■ INSTRUCTIONS TO FOLLOW: Return every record below exactly as written, but leave out the pictures.

■ RECORDS PROVIDED:
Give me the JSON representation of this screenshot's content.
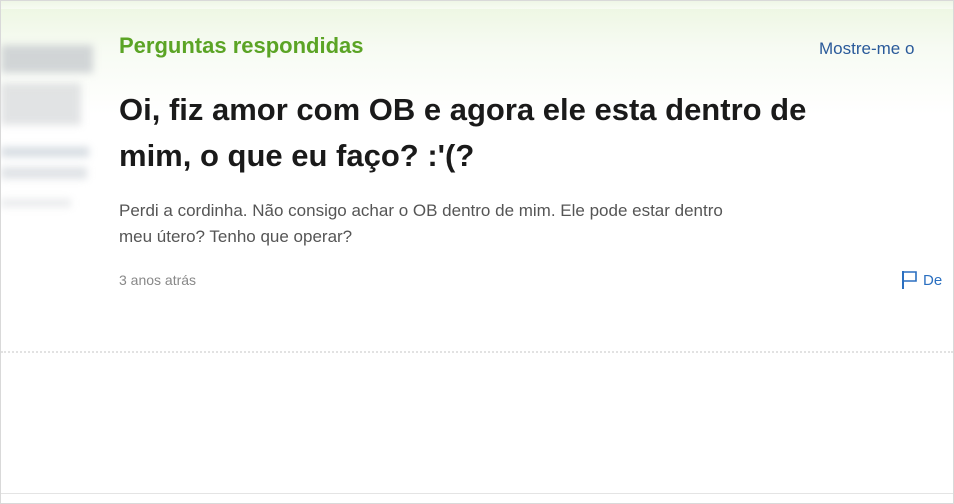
{
  "section": {
    "title": "Perguntas respondidas",
    "show_more": "Mostre-me o"
  },
  "question": {
    "title_line1": "Oi, fiz amor com OB e agora ele esta dentro de",
    "title_line2": "mim, o que eu faço? :'(?",
    "body_line1": "Perdi a cordinha. Não consigo achar o OB dentro de mim. Ele pode estar dentro",
    "body_line2": "meu útero? Tenho que operar?",
    "timestamp": "3 anos atrás",
    "report_label": "De"
  },
  "icons": {
    "report": "flag-icon"
  },
  "colors": {
    "section_title": "#5ba425",
    "link": "#2a5a9a",
    "question_title": "#1a1a1a",
    "body_text": "#555555"
  }
}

■ RESULT OF THIS EXERCISE:
Give me the JSON representation of this screenshot's content.
{
  "section": {
    "title": "Perguntas respondidas",
    "show_more": "Mostre-me o"
  },
  "question": {
    "title_line1": "Oi, fiz amor com OB e agora ele esta dentro de",
    "title_line2": "mim, o que eu faço? :'(?",
    "body_line1": "Perdi a cordinha. Não consigo achar o OB dentro de mim. Ele pode estar dentro",
    "body_line2": "meu útero? Tenho que operar?",
    "timestamp": "3 anos atrás",
    "report_label": "De"
  },
  "icons": {
    "report": "flag-icon"
  },
  "colors": {
    "section_title": "#5ba425",
    "link": "#2a5a9a",
    "question_title": "#1a1a1a",
    "body_text": "#555555"
  }
}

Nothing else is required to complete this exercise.